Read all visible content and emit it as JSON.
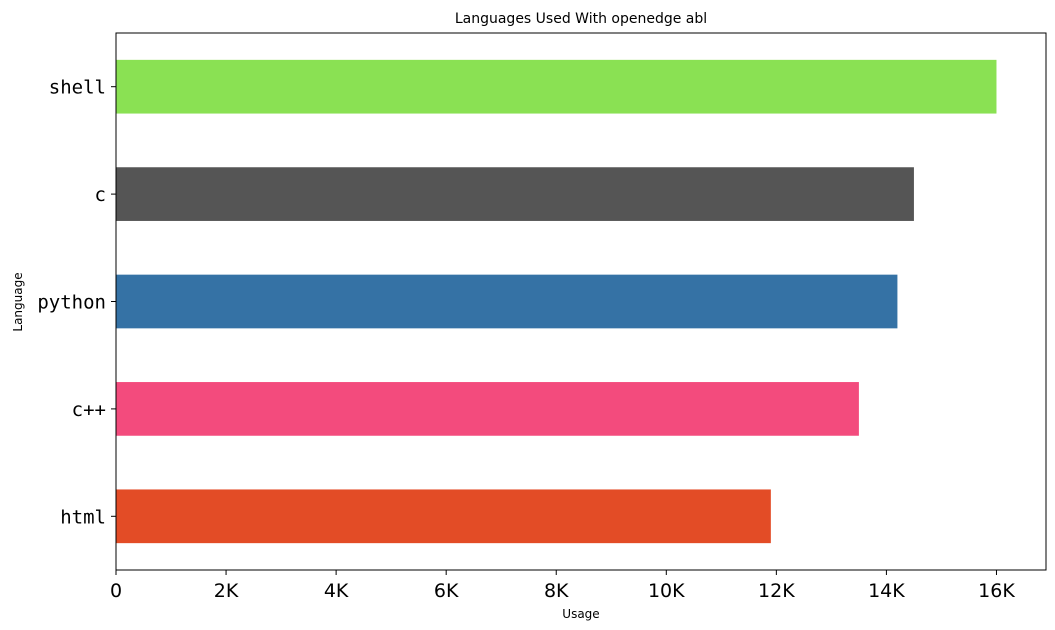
{
  "chart_data": {
    "type": "bar",
    "orientation": "horizontal",
    "title": "Languages Used With openedge abl",
    "xlabel": "Usage",
    "ylabel": "Language",
    "xlim": [
      0,
      16900
    ],
    "xticks": [
      0,
      2000,
      4000,
      6000,
      8000,
      10000,
      12000,
      14000,
      16000
    ],
    "xtick_labels": [
      "0",
      "2K",
      "4K",
      "6K",
      "8K",
      "10K",
      "12K",
      "14K",
      "16K"
    ],
    "categories": [
      "shell",
      "c",
      "python",
      "c++",
      "html"
    ],
    "values": [
      16000,
      14500,
      14200,
      13500,
      11900
    ],
    "colors": [
      "#8ae153",
      "#555555",
      "#3572a5",
      "#f34b7d",
      "#e34c26"
    ],
    "grid": false,
    "legend": "none"
  }
}
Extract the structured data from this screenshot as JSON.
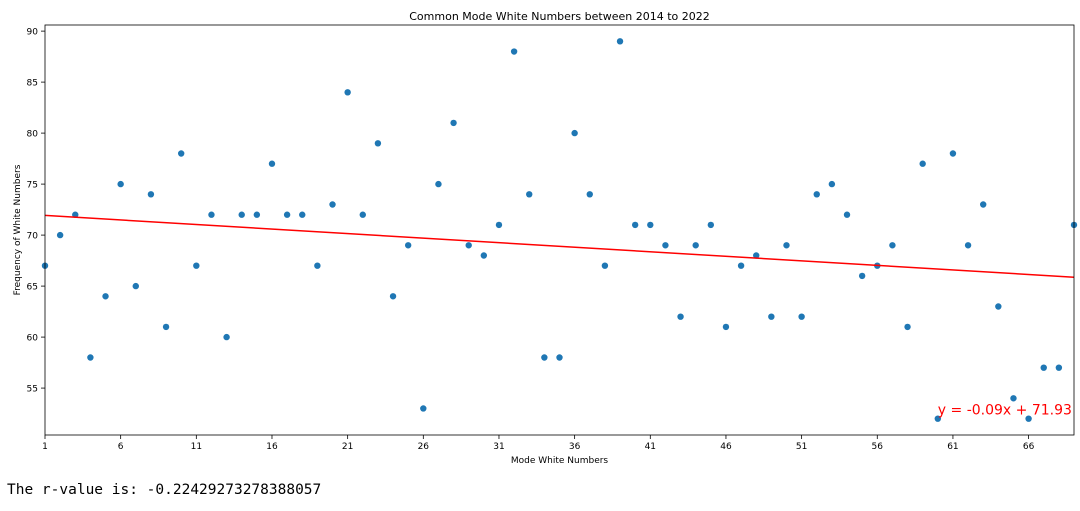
{
  "chart_data": {
    "type": "scatter",
    "title": "Common Mode White Numbers between 2014 to 2022",
    "xlabel": "Mode White Numbers",
    "ylabel": "Frequency of White Numbers",
    "xlim": [
      1,
      69
    ],
    "ylim": [
      50.4,
      90.6
    ],
    "x_ticks": [
      1,
      6,
      11,
      16,
      21,
      26,
      31,
      36,
      41,
      46,
      51,
      56,
      61,
      66
    ],
    "y_ticks": [
      55,
      60,
      65,
      70,
      75,
      80,
      85,
      90
    ],
    "grid": false,
    "series": [
      {
        "type": "scatter",
        "color": "#1f77b4",
        "x": [
          1,
          2,
          3,
          4,
          5,
          6,
          7,
          8,
          9,
          10,
          11,
          12,
          13,
          14,
          15,
          16,
          17,
          18,
          19,
          20,
          21,
          22,
          23,
          24,
          25,
          26,
          27,
          28,
          29,
          30,
          31,
          32,
          33,
          34,
          35,
          36,
          37,
          38,
          39,
          40,
          41,
          42,
          43,
          44,
          45,
          46,
          47,
          48,
          49,
          50,
          51,
          52,
          53,
          54,
          55,
          56,
          57,
          58,
          59,
          60,
          61,
          62,
          63,
          64,
          65,
          66,
          67,
          68,
          69
        ],
        "y": [
          67,
          70,
          72,
          58,
          64,
          75,
          65,
          74,
          61,
          78,
          67,
          72,
          60,
          72,
          72,
          77,
          72,
          72,
          67,
          73,
          84,
          72,
          79,
          64,
          69,
          53,
          75,
          81,
          69,
          68,
          71,
          88,
          74,
          58,
          58,
          80,
          74,
          67,
          89,
          71,
          71,
          69,
          62,
          69,
          71,
          61,
          67,
          68,
          62,
          69,
          62,
          74,
          75,
          72,
          66,
          67,
          69,
          61,
          77,
          52,
          78,
          69,
          73,
          63,
          54,
          52,
          57,
          57,
          71
        ]
      }
    ],
    "regression": {
      "slope": -0.09,
      "intercept": 71.93,
      "y_start": 71.93,
      "y_end": 65.87,
      "color": "#ff0000",
      "equation": "y = -0.09x + 71.93",
      "equation_x": 60,
      "equation_y": 52.4
    }
  },
  "output_text": "The r-value is: -0.22429273278388057"
}
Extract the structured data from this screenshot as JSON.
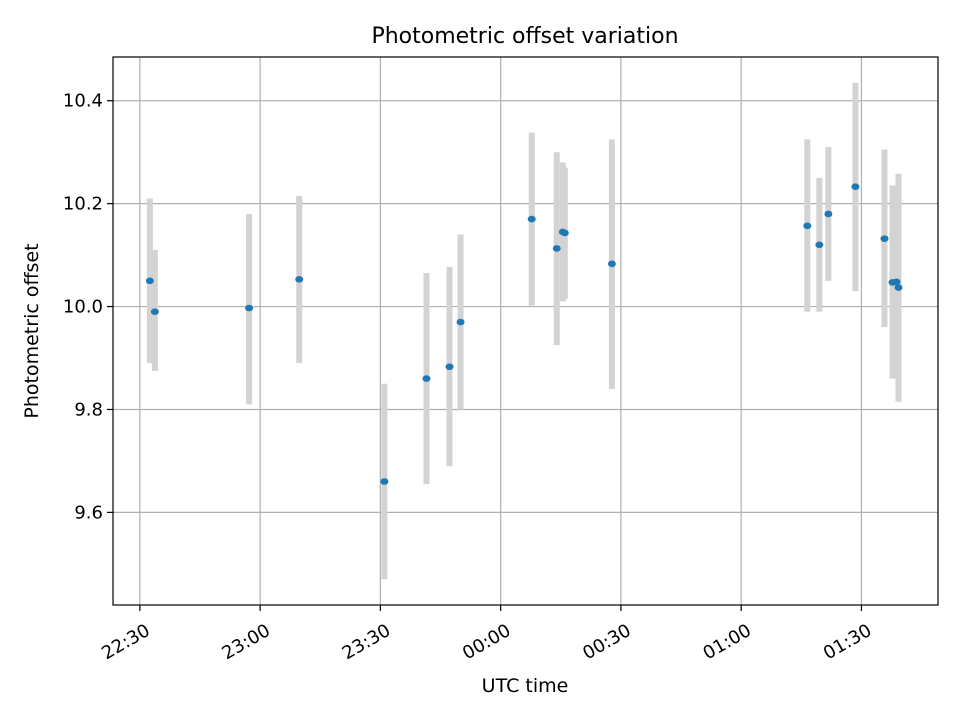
{
  "chart_data": {
    "type": "scatter",
    "title": "Photometric offset variation",
    "xlabel": "UTC time",
    "ylabel": "Photometric offset",
    "grid": true,
    "x_axis_type": "time",
    "xlim": [
      "22:23:18",
      "01:49:06"
    ],
    "ylim": [
      9.42,
      10.485
    ],
    "x_ticks": [
      "22:30",
      "23:00",
      "23:30",
      "00:00",
      "00:30",
      "01:00",
      "01:30"
    ],
    "y_ticks": [
      9.6,
      9.8,
      10.0,
      10.2,
      10.4
    ],
    "y_tick_labels": [
      "9.6",
      "9.8",
      "10.0",
      "10.2",
      "10.4"
    ],
    "colors": {
      "points": "#1f77b4",
      "error_bars": "#d3d3d3",
      "grid": "#b0b0b0"
    },
    "points": [
      {
        "x": "22:32:30",
        "y": 10.05,
        "err_low": 9.89,
        "err_high": 10.21
      },
      {
        "x": "22:33:45",
        "y": 9.99,
        "err_low": 9.875,
        "err_high": 10.11
      },
      {
        "x": "22:57:15",
        "y": 9.997,
        "err_low": 9.81,
        "err_high": 10.18
      },
      {
        "x": "23:09:45",
        "y": 10.053,
        "err_low": 9.89,
        "err_high": 10.215
      },
      {
        "x": "23:31:00",
        "y": 9.66,
        "err_low": 9.47,
        "err_high": 9.85
      },
      {
        "x": "23:41:30",
        "y": 9.86,
        "err_low": 9.655,
        "err_high": 10.065
      },
      {
        "x": "23:47:15",
        "y": 9.883,
        "err_low": 9.69,
        "err_high": 10.077
      },
      {
        "x": "23:50:00",
        "y": 9.97,
        "err_low": 9.8,
        "err_high": 10.14
      },
      {
        "x": "00:07:45",
        "y": 10.17,
        "err_low": 10.002,
        "err_high": 10.338
      },
      {
        "x": "00:14:00",
        "y": 10.113,
        "err_low": 9.925,
        "err_high": 10.3
      },
      {
        "x": "00:15:30",
        "y": 10.145,
        "err_low": 10.01,
        "err_high": 10.28
      },
      {
        "x": "00:16:00",
        "y": 10.143,
        "err_low": 10.015,
        "err_high": 10.27
      },
      {
        "x": "00:27:45",
        "y": 10.083,
        "err_low": 9.84,
        "err_high": 10.325
      },
      {
        "x": "01:16:30",
        "y": 10.157,
        "err_low": 9.99,
        "err_high": 10.325
      },
      {
        "x": "01:19:30",
        "y": 10.12,
        "err_low": 9.99,
        "err_high": 10.25
      },
      {
        "x": "01:21:45",
        "y": 10.18,
        "err_low": 10.05,
        "err_high": 10.31
      },
      {
        "x": "01:28:30",
        "y": 10.233,
        "err_low": 10.03,
        "err_high": 10.435
      },
      {
        "x": "01:35:45",
        "y": 10.132,
        "err_low": 9.96,
        "err_high": 10.305
      },
      {
        "x": "01:37:45",
        "y": 10.047,
        "err_low": 9.86,
        "err_high": 10.235
      },
      {
        "x": "01:38:45",
        "y": 10.048,
        "err_low": 9.86,
        "err_high": 10.235
      },
      {
        "x": "01:39:15",
        "y": 10.037,
        "err_low": 9.815,
        "err_high": 10.258
      }
    ]
  }
}
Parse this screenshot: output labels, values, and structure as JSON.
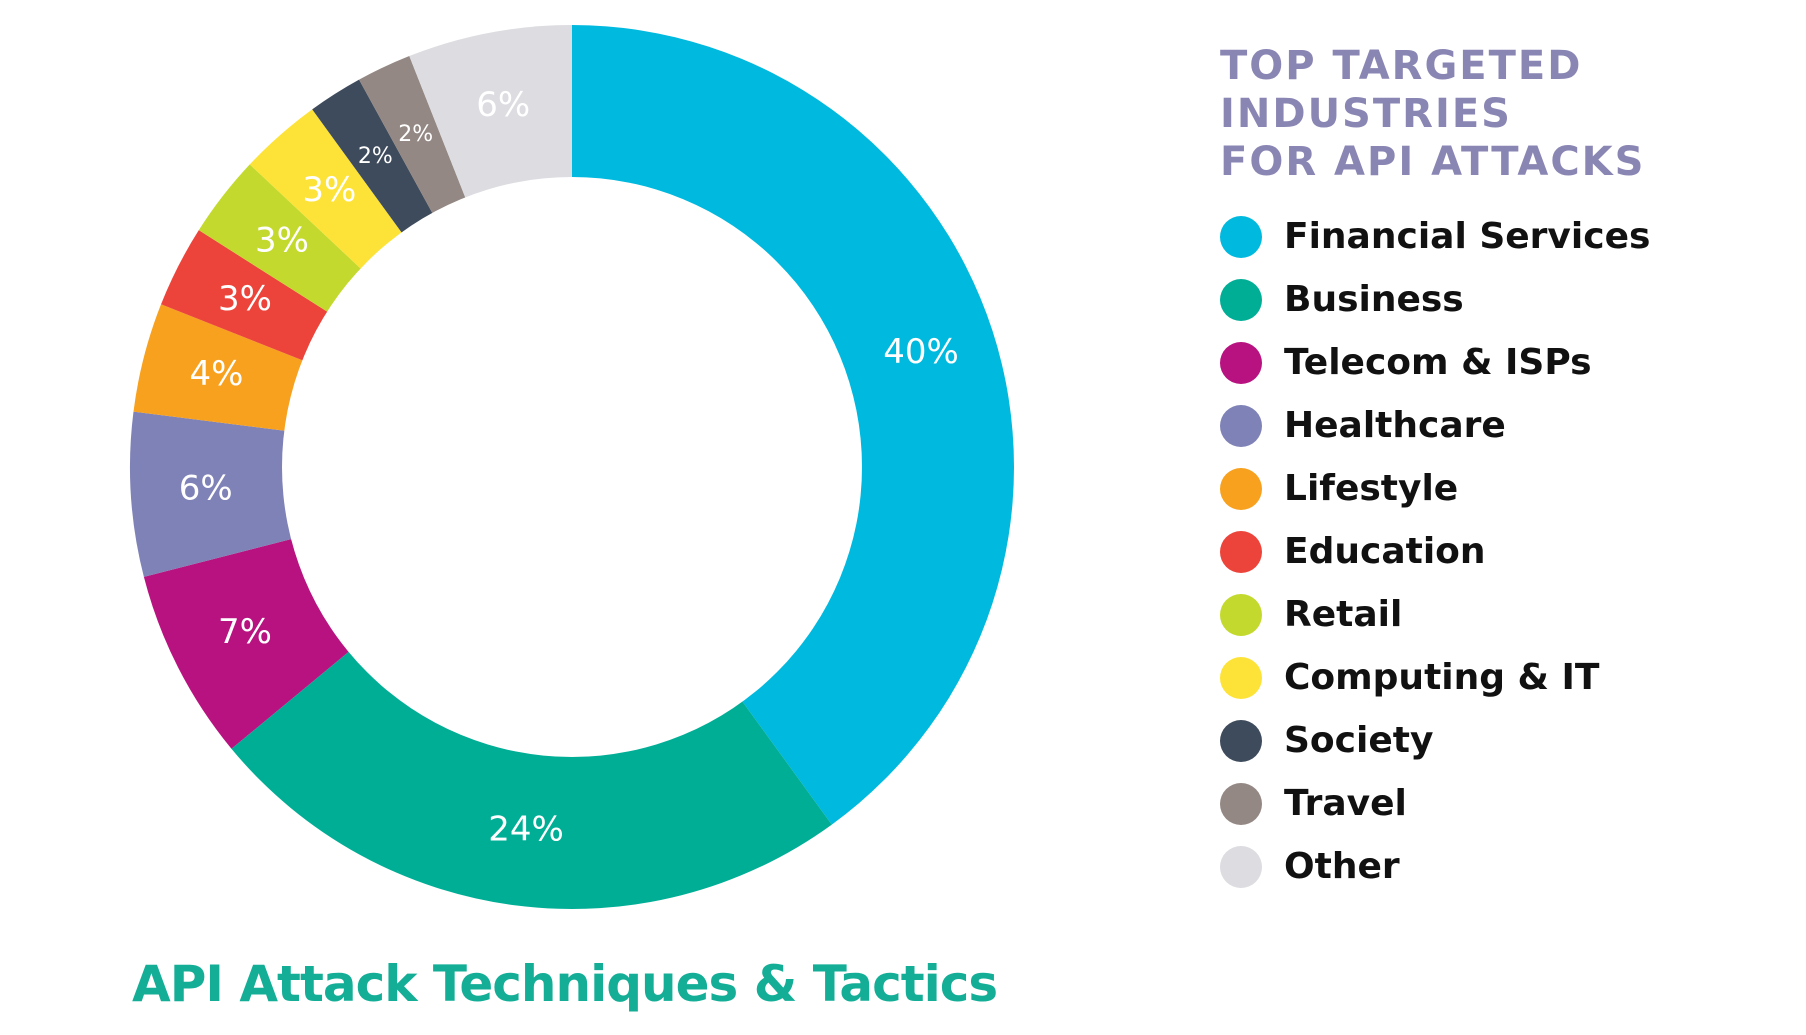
{
  "chart_data": {
    "type": "pie",
    "variant": "donut",
    "title": "API Attack Techniques & Tactics",
    "legend_title": "TOP TARGETED INDUSTRIES\nFOR API ATTACKS",
    "legend_position": "right",
    "slices": [
      {
        "name": "Financial Services",
        "value": 40,
        "label": "40%",
        "color": "#00b9de"
      },
      {
        "name": "Business",
        "value": 24,
        "label": "24%",
        "color": "#00ae96"
      },
      {
        "name": "Telecom & ISPs",
        "value": 7,
        "label": "7%",
        "color": "#b7127f"
      },
      {
        "name": "Healthcare",
        "value": 6,
        "label": "6%",
        "color": "#7f82b6"
      },
      {
        "name": "Lifestyle",
        "value": 4,
        "label": "4%",
        "color": "#f7a11e"
      },
      {
        "name": "Education",
        "value": 3,
        "label": "3%",
        "color": "#ec443a"
      },
      {
        "name": "Retail",
        "value": 3,
        "label": "3%",
        "color": "#c4d92e"
      },
      {
        "name": "Computing & IT",
        "value": 3,
        "label": "3%",
        "color": "#fde337"
      },
      {
        "name": "Society",
        "value": 2,
        "label": "2%",
        "color": "#3e4b5c"
      },
      {
        "name": "Travel",
        "value": 2,
        "label": "2%",
        "color": "#938883"
      },
      {
        "name": "Other",
        "value": 6,
        "label": "6%",
        "color": "#dcdce1"
      }
    ]
  }
}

* * * * * * *

▸ Exercise directions:
Search the data for the string "JSON". List each line that has it.

▸ Result:
Read all visible content and emit it as JSON.
Extract the structured data from this screenshot as JSON.
Extract the structured data from this screenshot as JSON.
Parse this screenshot: output labels, values, and structure as JSON.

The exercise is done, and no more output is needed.